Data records
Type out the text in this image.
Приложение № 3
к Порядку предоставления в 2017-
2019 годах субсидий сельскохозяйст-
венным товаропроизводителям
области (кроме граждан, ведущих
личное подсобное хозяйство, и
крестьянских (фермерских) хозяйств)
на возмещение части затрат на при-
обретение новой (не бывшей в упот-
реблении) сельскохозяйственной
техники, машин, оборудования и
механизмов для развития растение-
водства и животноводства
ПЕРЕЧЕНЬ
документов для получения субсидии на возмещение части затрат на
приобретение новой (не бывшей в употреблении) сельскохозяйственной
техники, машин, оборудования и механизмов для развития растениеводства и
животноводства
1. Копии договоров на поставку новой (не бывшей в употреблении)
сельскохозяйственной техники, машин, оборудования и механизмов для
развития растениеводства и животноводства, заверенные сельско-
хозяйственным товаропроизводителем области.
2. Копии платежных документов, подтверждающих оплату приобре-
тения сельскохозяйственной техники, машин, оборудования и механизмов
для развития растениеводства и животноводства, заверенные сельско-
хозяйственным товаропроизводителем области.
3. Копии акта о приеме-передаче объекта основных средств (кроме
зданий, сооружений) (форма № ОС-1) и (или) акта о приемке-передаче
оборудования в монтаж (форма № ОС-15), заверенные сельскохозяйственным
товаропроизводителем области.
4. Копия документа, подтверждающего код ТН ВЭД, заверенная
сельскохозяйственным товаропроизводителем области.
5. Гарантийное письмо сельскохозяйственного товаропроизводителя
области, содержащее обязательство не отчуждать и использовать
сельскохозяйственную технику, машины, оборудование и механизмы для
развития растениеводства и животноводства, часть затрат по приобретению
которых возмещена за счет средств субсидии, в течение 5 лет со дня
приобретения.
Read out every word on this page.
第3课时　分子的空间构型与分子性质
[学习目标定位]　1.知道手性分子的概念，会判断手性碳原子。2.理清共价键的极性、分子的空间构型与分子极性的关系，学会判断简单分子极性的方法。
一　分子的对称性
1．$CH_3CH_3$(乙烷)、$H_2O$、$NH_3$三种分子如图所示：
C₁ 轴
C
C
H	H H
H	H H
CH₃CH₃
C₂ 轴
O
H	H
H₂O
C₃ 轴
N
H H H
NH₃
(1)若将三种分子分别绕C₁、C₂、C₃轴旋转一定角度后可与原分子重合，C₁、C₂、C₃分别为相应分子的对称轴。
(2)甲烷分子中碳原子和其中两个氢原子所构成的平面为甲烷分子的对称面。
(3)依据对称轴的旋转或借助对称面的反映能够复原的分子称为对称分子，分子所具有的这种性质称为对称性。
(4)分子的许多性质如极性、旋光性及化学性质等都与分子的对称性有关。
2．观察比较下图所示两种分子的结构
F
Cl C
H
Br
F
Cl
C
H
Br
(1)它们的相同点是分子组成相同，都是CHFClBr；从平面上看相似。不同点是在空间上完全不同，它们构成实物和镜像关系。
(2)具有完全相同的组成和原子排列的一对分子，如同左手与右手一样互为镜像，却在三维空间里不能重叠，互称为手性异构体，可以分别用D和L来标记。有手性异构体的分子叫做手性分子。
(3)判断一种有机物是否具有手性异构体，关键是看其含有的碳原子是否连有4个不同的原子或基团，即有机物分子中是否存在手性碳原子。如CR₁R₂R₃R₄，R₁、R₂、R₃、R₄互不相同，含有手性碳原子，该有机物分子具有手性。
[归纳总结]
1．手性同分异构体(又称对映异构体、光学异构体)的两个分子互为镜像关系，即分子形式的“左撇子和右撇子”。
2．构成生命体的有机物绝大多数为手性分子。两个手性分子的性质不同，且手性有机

> [AIM]:
Every line of the listing that holds "бывшей" should be found and copied.

> [COMPLETED TASK]:
обретение новой (не бывшей в упот-
приобретение новой (не бывшей в употреблении) сельскохозяйственной
1. Копии договоров на поставку новой (не бывшей в употреблении)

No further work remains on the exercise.